## EXERCISE REQUIREMENTS
Take every line from the listing below that includes "subtitle" and copy it.

(Figure record extracts)
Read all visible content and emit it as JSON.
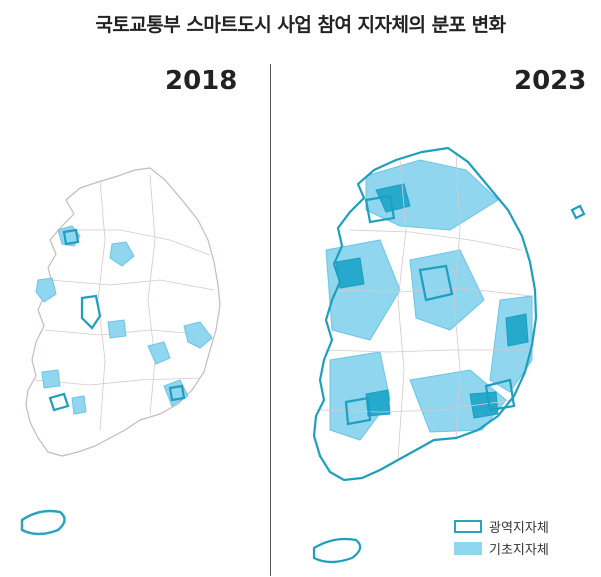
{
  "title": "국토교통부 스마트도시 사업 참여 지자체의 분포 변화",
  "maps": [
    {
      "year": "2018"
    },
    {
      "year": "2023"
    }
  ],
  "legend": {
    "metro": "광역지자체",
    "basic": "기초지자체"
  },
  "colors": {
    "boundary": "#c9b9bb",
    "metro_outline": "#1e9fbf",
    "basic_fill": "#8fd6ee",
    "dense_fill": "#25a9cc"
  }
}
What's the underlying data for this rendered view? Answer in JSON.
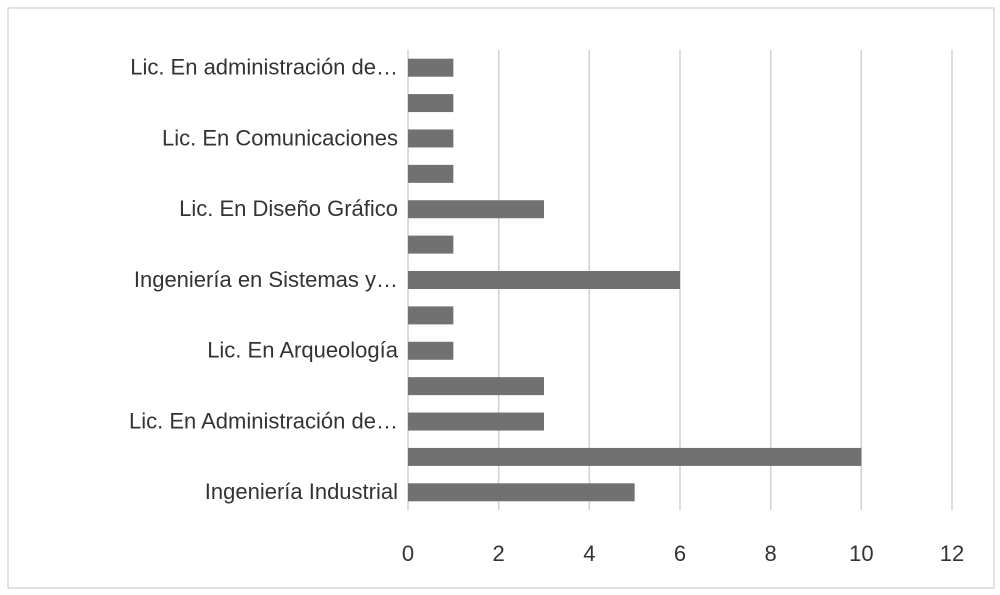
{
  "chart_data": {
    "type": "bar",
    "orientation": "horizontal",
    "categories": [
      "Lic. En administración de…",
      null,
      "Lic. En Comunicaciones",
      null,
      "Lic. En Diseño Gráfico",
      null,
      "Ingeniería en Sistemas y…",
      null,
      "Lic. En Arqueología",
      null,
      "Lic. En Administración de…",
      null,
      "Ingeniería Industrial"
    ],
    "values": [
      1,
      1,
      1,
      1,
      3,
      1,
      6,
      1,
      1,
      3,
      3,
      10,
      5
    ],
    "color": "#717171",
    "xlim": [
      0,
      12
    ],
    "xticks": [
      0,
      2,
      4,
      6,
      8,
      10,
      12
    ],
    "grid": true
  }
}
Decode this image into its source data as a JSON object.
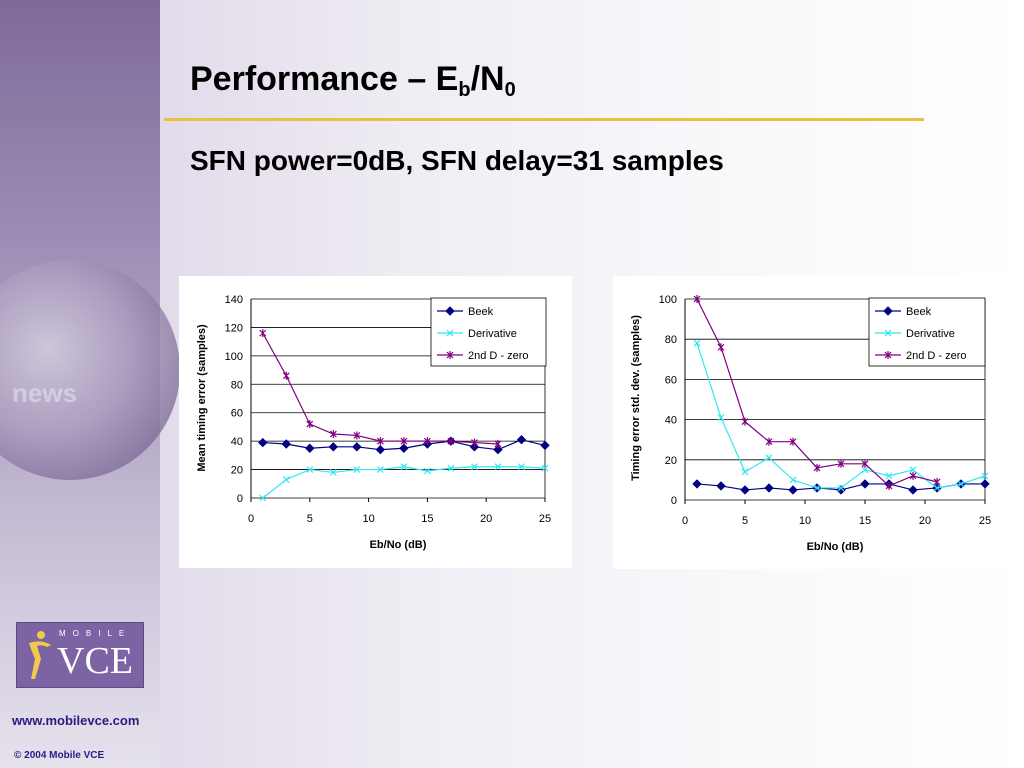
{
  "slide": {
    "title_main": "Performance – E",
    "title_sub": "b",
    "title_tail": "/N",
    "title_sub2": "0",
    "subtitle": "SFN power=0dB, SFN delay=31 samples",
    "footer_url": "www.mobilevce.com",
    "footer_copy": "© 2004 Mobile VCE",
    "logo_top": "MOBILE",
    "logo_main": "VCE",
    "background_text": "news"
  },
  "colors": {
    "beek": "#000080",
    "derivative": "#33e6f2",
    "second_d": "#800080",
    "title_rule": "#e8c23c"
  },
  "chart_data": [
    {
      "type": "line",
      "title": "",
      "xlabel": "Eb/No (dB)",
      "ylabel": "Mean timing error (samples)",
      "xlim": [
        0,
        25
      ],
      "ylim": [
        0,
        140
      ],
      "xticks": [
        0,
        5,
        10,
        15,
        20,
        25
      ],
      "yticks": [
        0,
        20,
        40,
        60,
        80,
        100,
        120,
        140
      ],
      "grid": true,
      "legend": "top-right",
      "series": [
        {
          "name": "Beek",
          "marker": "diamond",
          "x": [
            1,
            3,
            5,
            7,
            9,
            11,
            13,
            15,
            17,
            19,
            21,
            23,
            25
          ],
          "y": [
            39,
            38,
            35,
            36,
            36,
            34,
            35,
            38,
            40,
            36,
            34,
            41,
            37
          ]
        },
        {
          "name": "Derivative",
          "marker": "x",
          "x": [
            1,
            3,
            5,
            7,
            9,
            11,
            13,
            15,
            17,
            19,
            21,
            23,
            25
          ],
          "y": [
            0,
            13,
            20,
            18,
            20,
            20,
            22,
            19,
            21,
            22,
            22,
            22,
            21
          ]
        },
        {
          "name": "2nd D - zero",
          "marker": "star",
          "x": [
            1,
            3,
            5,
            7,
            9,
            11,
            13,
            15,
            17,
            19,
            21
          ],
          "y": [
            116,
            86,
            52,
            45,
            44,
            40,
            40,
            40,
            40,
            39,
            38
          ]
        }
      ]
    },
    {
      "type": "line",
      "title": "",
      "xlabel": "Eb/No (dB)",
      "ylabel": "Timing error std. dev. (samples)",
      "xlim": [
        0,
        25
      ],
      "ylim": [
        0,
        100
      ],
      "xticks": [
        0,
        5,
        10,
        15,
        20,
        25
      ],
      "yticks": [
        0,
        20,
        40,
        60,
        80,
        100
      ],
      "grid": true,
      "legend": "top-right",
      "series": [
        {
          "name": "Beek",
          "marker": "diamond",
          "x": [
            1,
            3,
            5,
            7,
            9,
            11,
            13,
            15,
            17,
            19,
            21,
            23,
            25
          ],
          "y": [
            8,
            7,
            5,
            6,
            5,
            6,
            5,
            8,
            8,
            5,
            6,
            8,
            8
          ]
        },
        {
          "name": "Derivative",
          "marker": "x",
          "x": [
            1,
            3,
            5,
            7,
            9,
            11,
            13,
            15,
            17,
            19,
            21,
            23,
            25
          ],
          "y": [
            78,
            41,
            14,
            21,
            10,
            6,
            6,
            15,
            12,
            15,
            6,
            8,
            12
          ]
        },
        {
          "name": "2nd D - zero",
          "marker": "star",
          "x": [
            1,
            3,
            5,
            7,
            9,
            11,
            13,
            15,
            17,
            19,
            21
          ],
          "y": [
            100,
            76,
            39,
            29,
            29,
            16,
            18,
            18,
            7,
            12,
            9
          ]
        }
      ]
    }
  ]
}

--

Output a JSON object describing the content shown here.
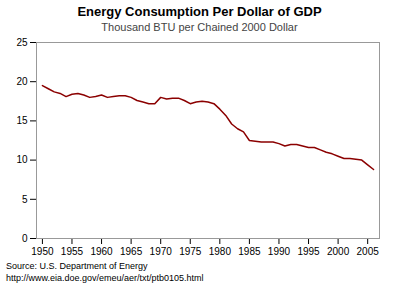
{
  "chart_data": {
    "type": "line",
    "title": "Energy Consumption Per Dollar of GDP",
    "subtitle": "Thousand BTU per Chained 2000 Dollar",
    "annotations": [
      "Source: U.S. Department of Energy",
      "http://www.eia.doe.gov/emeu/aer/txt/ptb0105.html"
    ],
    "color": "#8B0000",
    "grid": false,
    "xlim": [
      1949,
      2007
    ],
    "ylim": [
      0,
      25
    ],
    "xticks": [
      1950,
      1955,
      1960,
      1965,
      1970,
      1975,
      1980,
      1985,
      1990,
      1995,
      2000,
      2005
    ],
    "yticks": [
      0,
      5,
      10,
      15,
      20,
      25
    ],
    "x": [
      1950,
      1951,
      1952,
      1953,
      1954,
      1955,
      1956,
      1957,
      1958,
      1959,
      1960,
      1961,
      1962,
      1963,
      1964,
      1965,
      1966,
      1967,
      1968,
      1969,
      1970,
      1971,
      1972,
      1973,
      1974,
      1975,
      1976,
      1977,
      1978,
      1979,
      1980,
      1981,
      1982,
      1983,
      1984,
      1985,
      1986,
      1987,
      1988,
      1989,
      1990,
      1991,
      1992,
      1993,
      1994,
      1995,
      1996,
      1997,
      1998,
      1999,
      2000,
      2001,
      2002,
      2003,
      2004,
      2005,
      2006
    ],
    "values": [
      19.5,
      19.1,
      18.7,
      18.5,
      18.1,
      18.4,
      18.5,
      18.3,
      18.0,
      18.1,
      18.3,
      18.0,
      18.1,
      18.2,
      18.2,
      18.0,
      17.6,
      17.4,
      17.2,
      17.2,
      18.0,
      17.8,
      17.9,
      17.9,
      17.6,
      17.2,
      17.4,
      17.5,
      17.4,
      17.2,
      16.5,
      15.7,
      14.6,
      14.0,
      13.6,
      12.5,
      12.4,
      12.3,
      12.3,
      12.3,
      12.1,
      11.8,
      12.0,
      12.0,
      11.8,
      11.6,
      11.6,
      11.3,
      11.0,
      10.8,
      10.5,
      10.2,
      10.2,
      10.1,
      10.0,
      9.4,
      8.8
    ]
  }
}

## RESULT
    "subtitle": "SFN power=0dB, SFN delay=31 samples",
    "subtitle": "Thousand BTU per Chained 2000 Dollar",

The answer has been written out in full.